↓

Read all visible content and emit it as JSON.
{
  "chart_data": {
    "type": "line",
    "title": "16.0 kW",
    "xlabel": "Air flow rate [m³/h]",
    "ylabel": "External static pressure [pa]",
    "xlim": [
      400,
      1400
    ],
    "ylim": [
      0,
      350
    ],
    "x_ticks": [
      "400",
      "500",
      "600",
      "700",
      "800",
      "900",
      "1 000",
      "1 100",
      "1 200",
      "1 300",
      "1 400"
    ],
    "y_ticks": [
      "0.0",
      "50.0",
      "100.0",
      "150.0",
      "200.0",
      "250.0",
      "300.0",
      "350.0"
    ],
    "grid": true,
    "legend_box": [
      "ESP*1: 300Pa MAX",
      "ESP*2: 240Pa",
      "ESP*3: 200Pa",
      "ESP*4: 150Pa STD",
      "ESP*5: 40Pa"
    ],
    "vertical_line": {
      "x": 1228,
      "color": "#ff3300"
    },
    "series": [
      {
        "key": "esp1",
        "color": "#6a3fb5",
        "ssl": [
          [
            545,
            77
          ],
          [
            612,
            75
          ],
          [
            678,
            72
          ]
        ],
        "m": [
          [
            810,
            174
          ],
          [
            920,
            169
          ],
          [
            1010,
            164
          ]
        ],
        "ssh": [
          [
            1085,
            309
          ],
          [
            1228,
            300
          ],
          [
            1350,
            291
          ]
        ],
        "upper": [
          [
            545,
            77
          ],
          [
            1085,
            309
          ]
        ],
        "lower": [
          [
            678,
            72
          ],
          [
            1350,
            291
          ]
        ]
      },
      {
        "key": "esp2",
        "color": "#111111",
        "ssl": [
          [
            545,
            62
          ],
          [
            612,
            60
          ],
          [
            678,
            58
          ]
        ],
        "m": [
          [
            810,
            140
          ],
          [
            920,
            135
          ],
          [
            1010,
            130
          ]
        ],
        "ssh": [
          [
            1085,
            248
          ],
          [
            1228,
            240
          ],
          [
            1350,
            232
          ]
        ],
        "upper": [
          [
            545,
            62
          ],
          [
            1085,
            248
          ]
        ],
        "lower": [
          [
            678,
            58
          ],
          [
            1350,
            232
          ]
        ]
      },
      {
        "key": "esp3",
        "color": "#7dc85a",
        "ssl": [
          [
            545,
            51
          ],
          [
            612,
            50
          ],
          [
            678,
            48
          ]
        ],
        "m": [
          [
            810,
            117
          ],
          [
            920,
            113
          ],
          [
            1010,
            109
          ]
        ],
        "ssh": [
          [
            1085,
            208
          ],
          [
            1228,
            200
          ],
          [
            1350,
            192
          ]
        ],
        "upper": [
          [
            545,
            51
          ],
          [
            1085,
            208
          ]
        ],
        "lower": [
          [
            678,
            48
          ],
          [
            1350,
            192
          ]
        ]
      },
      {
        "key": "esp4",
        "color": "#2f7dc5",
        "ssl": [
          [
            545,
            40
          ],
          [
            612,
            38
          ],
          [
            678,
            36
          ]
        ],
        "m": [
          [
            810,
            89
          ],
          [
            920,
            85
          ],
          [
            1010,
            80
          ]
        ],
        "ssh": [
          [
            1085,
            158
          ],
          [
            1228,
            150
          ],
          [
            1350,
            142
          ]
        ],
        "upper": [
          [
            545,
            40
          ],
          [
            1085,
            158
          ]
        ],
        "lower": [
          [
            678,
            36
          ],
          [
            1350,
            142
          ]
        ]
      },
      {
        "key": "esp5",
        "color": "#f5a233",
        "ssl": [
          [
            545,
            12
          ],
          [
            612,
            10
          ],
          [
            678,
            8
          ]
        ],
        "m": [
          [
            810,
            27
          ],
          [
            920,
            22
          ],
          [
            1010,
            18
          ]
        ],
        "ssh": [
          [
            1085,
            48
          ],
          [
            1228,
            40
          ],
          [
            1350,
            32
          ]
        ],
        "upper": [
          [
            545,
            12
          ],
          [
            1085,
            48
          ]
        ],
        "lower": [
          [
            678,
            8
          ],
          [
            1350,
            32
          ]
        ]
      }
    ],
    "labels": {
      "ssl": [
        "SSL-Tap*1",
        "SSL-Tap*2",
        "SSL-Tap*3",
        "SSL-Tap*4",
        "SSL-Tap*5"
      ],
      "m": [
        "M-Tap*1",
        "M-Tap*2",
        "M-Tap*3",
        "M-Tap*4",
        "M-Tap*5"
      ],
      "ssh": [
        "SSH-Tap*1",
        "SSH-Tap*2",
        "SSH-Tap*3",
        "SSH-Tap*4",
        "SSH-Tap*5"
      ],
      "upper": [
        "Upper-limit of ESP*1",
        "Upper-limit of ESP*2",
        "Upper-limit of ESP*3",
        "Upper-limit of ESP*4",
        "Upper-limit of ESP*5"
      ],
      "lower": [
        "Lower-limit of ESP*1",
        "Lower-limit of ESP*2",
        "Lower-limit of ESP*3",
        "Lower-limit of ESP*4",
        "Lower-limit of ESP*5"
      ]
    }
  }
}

↑

__What you will do__
Each entry must be reproduced verbatim.

__Exercise response__
Read all visible content and emit it as JSON.
{
  "chart_data": {
    "type": "line",
    "title": "16.0 kW",
    "xlabel": "Air flow rate [m³/h]",
    "ylabel": "External static pressure [pa]",
    "xlim": [
      400,
      1400
    ],
    "ylim": [
      0,
      350
    ],
    "x_ticks": [
      "400",
      "500",
      "600",
      "700",
      "800",
      "900",
      "1 000",
      "1 100",
      "1 200",
      "1 300",
      "1 400"
    ],
    "y_ticks": [
      "0.0",
      "50.0",
      "100.0",
      "150.0",
      "200.0",
      "250.0",
      "300.0",
      "350.0"
    ],
    "grid": true,
    "legend_box": [
      "ESP*1: 300Pa MAX",
      "ESP*2: 240Pa",
      "ESP*3: 200Pa",
      "ESP*4: 150Pa STD",
      "ESP*5: 40Pa"
    ],
    "vertical_line": {
      "x": 1228,
      "color": "#ff3300"
    },
    "series": [
      {
        "key": "esp1",
        "color": "#6a3fb5",
        "ssl": [
          [
            545,
            77
          ],
          [
            612,
            75
          ],
          [
            678,
            72
          ]
        ],
        "m": [
          [
            810,
            174
          ],
          [
            920,
            169
          ],
          [
            1010,
            164
          ]
        ],
        "ssh": [
          [
            1085,
            309
          ],
          [
            1228,
            300
          ],
          [
            1350,
            291
          ]
        ],
        "upper": [
          [
            545,
            77
          ],
          [
            1085,
            309
          ]
        ],
        "lower": [
          [
            678,
            72
          ],
          [
            1350,
            291
          ]
        ]
      },
      {
        "key": "esp2",
        "color": "#111111",
        "ssl": [
          [
            545,
            62
          ],
          [
            612,
            60
          ],
          [
            678,
            58
          ]
        ],
        "m": [
          [
            810,
            140
          ],
          [
            920,
            135
          ],
          [
            1010,
            130
          ]
        ],
        "ssh": [
          [
            1085,
            248
          ],
          [
            1228,
            240
          ],
          [
            1350,
            232
          ]
        ],
        "upper": [
          [
            545,
            62
          ],
          [
            1085,
            248
          ]
        ],
        "lower": [
          [
            678,
            58
          ],
          [
            1350,
            232
          ]
        ]
      },
      {
        "key": "esp3",
        "color": "#7dc85a",
        "ssl": [
          [
            545,
            51
          ],
          [
            612,
            50
          ],
          [
            678,
            48
          ]
        ],
        "m": [
          [
            810,
            117
          ],
          [
            920,
            113
          ],
          [
            1010,
            109
          ]
        ],
        "ssh": [
          [
            1085,
            208
          ],
          [
            1228,
            200
          ],
          [
            1350,
            192
          ]
        ],
        "upper": [
          [
            545,
            51
          ],
          [
            1085,
            208
          ]
        ],
        "lower": [
          [
            678,
            48
          ],
          [
            1350,
            192
          ]
        ]
      },
      {
        "key": "esp4",
        "color": "#2f7dc5",
        "ssl": [
          [
            545,
            40
          ],
          [
            612,
            38
          ],
          [
            678,
            36
          ]
        ],
        "m": [
          [
            810,
            89
          ],
          [
            920,
            85
          ],
          [
            1010,
            80
          ]
        ],
        "ssh": [
          [
            1085,
            158
          ],
          [
            1228,
            150
          ],
          [
            1350,
            142
          ]
        ],
        "upper": [
          [
            545,
            40
          ],
          [
            1085,
            158
          ]
        ],
        "lower": [
          [
            678,
            36
          ],
          [
            1350,
            142
          ]
        ]
      },
      {
        "key": "esp5",
        "color": "#f5a233",
        "ssl": [
          [
            545,
            12
          ],
          [
            612,
            10
          ],
          [
            678,
            8
          ]
        ],
        "m": [
          [
            810,
            27
          ],
          [
            920,
            22
          ],
          [
            1010,
            18
          ]
        ],
        "ssh": [
          [
            1085,
            48
          ],
          [
            1228,
            40
          ],
          [
            1350,
            32
          ]
        ],
        "upper": [
          [
            545,
            12
          ],
          [
            1085,
            48
          ]
        ],
        "lower": [
          [
            678,
            8
          ],
          [
            1350,
            32
          ]
        ]
      }
    ],
    "labels": {
      "ssl": [
        "SSL-Tap*1",
        "SSL-Tap*2",
        "SSL-Tap*3",
        "SSL-Tap*4",
        "SSL-Tap*5"
      ],
      "m": [
        "M-Tap*1",
        "M-Tap*2",
        "M-Tap*3",
        "M-Tap*4",
        "M-Tap*5"
      ],
      "ssh": [
        "SSH-Tap*1",
        "SSH-Tap*2",
        "SSH-Tap*3",
        "SSH-Tap*4",
        "SSH-Tap*5"
      ],
      "upper": [
        "Upper-limit of ESP*1",
        "Upper-limit of ESP*2",
        "Upper-limit of ESP*3",
        "Upper-limit of ESP*4",
        "Upper-limit of ESP*5"
      ],
      "lower": [
        "Lower-limit of ESP*1",
        "Lower-limit of ESP*2",
        "Lower-limit of ESP*3",
        "Lower-limit of ESP*4",
        "Lower-limit of ESP*5"
      ]
    }
  }
}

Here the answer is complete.